- GIVEN ENTRIES -
-----
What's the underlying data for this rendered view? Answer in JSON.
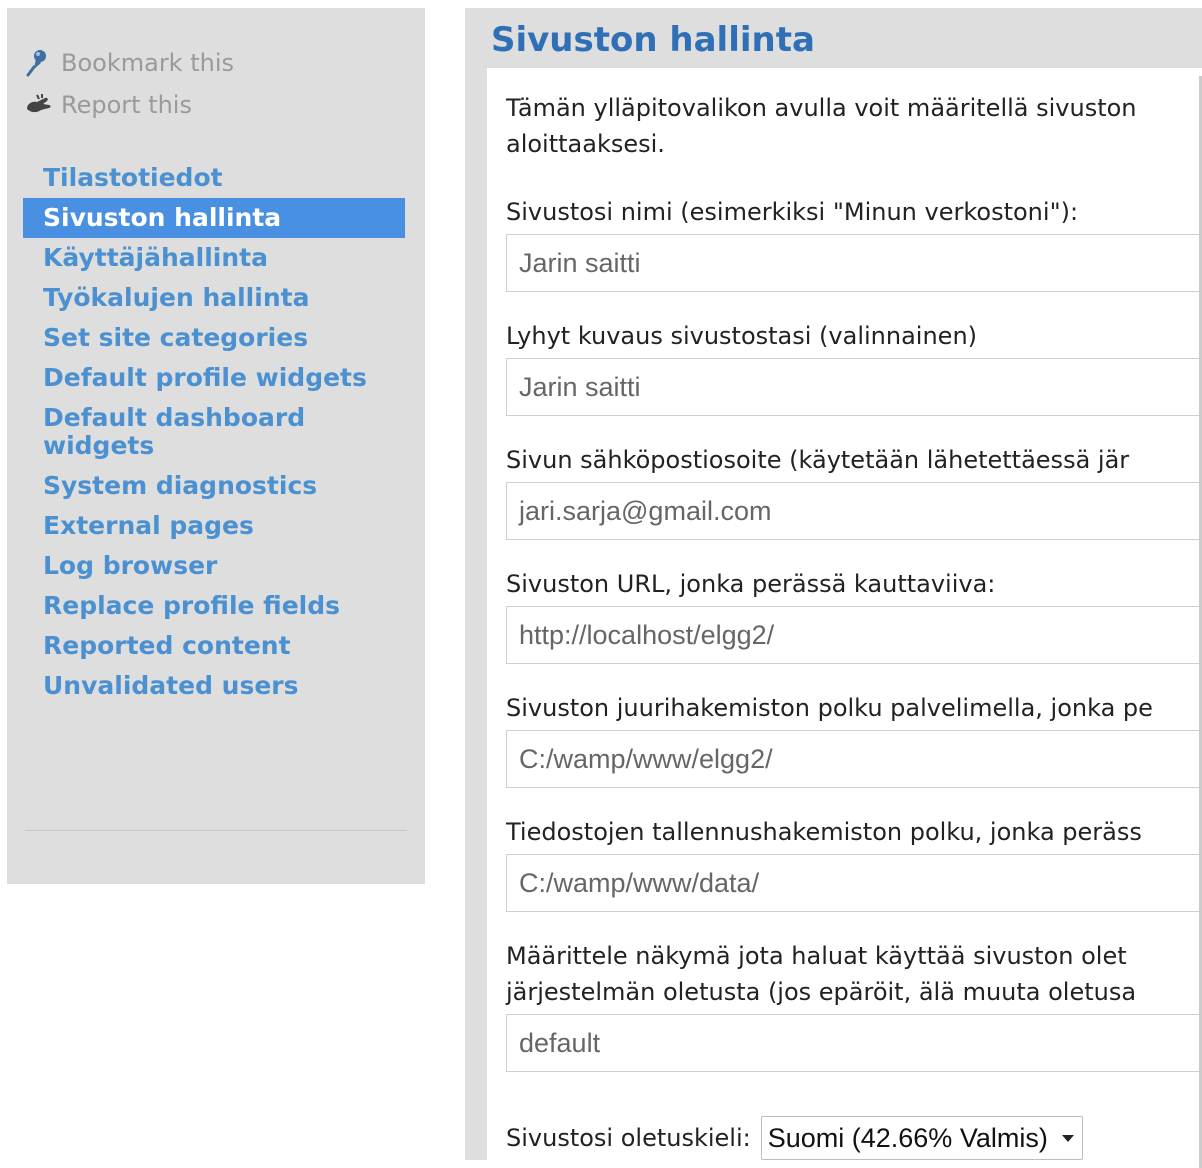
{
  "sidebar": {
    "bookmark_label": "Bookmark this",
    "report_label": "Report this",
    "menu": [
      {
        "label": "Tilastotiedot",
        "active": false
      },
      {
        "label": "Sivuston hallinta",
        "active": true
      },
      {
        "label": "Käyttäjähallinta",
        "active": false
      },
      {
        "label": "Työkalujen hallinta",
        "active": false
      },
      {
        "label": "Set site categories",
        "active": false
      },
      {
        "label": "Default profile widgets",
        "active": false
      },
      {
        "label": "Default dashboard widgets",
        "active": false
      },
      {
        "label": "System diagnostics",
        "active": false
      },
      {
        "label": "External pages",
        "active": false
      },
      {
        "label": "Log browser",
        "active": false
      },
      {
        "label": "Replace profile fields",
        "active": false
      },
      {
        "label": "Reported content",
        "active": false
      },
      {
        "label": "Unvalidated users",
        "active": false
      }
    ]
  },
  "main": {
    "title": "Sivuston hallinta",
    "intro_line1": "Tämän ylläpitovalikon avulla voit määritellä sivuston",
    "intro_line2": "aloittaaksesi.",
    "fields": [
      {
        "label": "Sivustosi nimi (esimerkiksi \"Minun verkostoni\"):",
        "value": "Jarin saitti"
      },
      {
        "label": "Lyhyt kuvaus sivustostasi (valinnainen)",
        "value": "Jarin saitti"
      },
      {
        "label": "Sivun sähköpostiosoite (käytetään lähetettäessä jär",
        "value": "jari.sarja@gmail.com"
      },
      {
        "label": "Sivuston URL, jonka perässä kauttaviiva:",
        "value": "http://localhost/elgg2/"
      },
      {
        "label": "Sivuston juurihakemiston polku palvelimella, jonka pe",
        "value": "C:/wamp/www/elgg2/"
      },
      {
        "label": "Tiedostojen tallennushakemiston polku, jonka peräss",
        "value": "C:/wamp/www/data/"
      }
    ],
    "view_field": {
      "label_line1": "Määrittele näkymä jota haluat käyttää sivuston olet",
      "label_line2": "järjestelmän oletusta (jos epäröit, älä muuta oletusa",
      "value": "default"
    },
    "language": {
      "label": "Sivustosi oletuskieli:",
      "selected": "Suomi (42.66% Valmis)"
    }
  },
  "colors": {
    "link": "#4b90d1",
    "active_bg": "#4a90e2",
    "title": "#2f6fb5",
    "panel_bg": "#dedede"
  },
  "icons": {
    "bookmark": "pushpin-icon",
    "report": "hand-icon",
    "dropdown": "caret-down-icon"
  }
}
-----
- WHAT YOU NEED TO DO -
Using the material above, set down every line exactly, but skip the pictures.

- FINISHED EXERCISE -
What's the underlying data for this rendered view? Answer in JSON.
{
  "sidebar": {
    "bookmark_label": "Bookmark this",
    "report_label": "Report this",
    "menu": [
      {
        "label": "Tilastotiedot",
        "active": false
      },
      {
        "label": "Sivuston hallinta",
        "active": true
      },
      {
        "label": "Käyttäjähallinta",
        "active": false
      },
      {
        "label": "Työkalujen hallinta",
        "active": false
      },
      {
        "label": "Set site categories",
        "active": false
      },
      {
        "label": "Default profile widgets",
        "active": false
      },
      {
        "label": "Default dashboard widgets",
        "active": false
      },
      {
        "label": "System diagnostics",
        "active": false
      },
      {
        "label": "External pages",
        "active": false
      },
      {
        "label": "Log browser",
        "active": false
      },
      {
        "label": "Replace profile fields",
        "active": false
      },
      {
        "label": "Reported content",
        "active": false
      },
      {
        "label": "Unvalidated users",
        "active": false
      }
    ]
  },
  "main": {
    "title": "Sivuston hallinta",
    "intro_line1": "Tämän ylläpitovalikon avulla voit määritellä sivuston",
    "intro_line2": "aloittaaksesi.",
    "fields": [
      {
        "label": "Sivustosi nimi (esimerkiksi \"Minun verkostoni\"):",
        "value": "Jarin saitti"
      },
      {
        "label": "Lyhyt kuvaus sivustostasi (valinnainen)",
        "value": "Jarin saitti"
      },
      {
        "label": "Sivun sähköpostiosoite (käytetään lähetettäessä jär",
        "value": "jari.sarja@gmail.com"
      },
      {
        "label": "Sivuston URL, jonka perässä kauttaviiva:",
        "value": "http://localhost/elgg2/"
      },
      {
        "label": "Sivuston juurihakemiston polku palvelimella, jonka pe",
        "value": "C:/wamp/www/elgg2/"
      },
      {
        "label": "Tiedostojen tallennushakemiston polku, jonka peräss",
        "value": "C:/wamp/www/data/"
      }
    ],
    "view_field": {
      "label_line1": "Määrittele näkymä jota haluat käyttää sivuston olet",
      "label_line2": "järjestelmän oletusta (jos epäröit, älä muuta oletusa",
      "value": "default"
    },
    "language": {
      "label": "Sivustosi oletuskieli:",
      "selected": "Suomi (42.66% Valmis)"
    }
  },
  "colors": {
    "link": "#4b90d1",
    "active_bg": "#4a90e2",
    "title": "#2f6fb5",
    "panel_bg": "#dedede"
  },
  "icons": {
    "bookmark": "pushpin-icon",
    "report": "hand-icon",
    "dropdown": "caret-down-icon"
  }
}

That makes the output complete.